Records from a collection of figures
################
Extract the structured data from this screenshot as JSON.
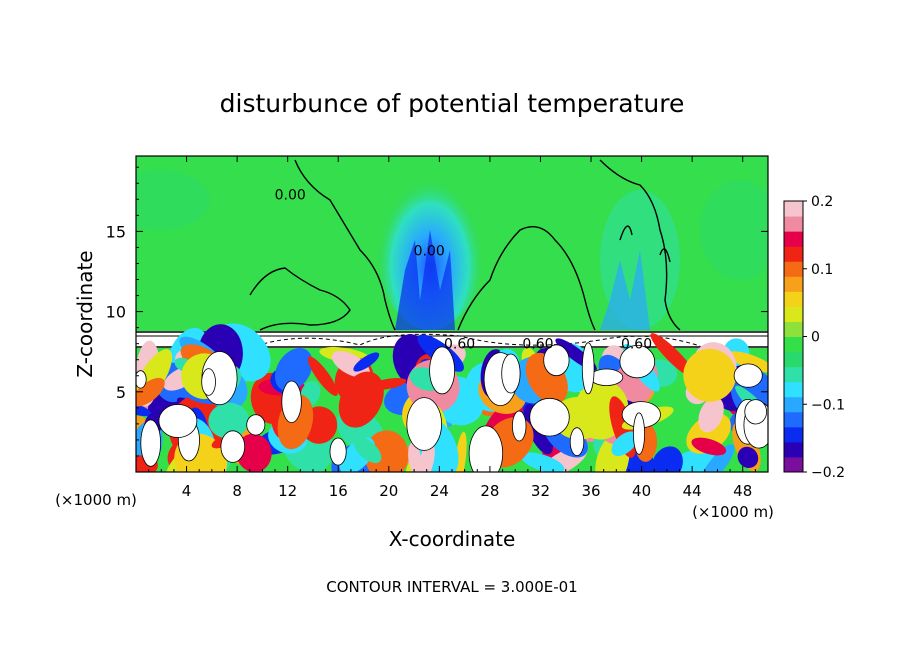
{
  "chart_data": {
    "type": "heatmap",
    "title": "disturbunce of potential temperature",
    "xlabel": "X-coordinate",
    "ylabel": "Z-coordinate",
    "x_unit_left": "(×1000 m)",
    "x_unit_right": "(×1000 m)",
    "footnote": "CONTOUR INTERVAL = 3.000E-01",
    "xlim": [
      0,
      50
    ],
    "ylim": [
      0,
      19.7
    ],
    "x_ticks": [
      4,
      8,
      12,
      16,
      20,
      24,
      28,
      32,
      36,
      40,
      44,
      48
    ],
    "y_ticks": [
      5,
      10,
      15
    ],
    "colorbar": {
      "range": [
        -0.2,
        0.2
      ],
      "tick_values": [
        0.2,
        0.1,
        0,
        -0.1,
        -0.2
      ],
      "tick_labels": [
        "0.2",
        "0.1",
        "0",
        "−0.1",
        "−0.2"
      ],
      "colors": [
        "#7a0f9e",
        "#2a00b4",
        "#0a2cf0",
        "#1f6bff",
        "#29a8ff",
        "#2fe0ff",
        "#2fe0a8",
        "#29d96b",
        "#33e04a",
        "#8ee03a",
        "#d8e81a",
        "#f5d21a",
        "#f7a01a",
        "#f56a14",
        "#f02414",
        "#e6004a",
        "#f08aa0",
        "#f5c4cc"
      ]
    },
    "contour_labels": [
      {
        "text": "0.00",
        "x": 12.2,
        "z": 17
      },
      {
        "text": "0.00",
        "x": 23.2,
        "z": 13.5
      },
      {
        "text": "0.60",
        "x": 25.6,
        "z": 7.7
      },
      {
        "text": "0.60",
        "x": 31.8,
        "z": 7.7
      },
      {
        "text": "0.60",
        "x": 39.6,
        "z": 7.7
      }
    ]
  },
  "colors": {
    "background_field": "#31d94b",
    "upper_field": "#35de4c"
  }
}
################
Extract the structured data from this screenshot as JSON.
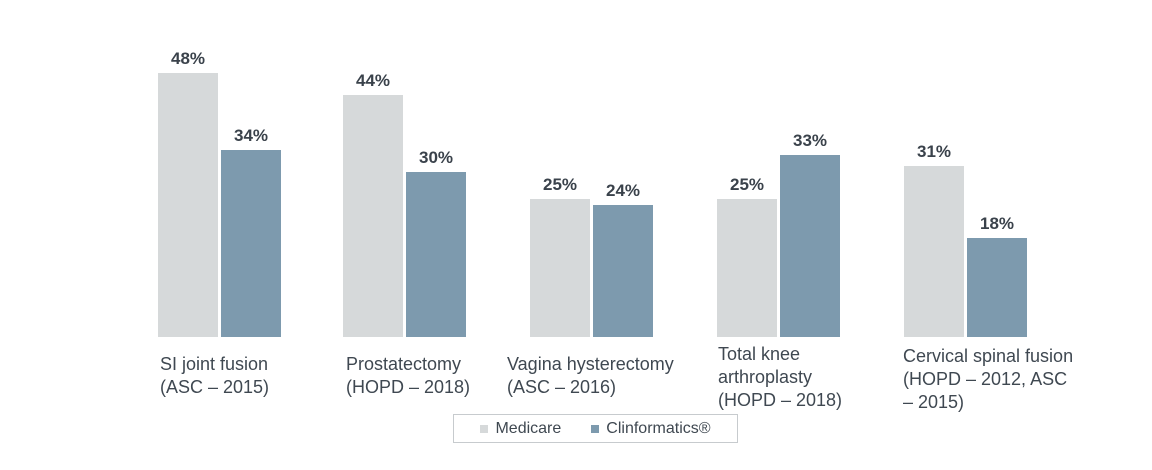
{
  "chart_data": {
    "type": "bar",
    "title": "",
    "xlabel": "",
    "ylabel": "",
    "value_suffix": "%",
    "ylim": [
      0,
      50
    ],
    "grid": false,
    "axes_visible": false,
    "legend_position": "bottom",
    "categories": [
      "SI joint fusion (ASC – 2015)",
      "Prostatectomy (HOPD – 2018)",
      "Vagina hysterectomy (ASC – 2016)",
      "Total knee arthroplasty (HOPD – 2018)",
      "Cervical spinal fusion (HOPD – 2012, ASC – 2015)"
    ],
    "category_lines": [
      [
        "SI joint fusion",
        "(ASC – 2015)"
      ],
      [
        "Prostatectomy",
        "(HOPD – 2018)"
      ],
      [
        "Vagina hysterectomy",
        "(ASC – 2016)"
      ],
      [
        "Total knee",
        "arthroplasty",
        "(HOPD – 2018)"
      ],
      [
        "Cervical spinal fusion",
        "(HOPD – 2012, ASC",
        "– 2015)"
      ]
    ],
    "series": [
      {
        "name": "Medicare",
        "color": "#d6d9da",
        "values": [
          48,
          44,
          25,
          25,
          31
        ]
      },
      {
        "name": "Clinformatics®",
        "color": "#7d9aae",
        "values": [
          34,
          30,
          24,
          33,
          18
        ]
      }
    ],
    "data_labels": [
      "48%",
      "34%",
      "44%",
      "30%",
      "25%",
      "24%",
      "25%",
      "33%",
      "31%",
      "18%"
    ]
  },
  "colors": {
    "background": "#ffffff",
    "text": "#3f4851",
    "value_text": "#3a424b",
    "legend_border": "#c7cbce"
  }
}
################
-- STATED PROBLEM --
Tally up the lines in the records containing the word "joint", then give the count and nothing else.

-- WRITTEN REPLY --
2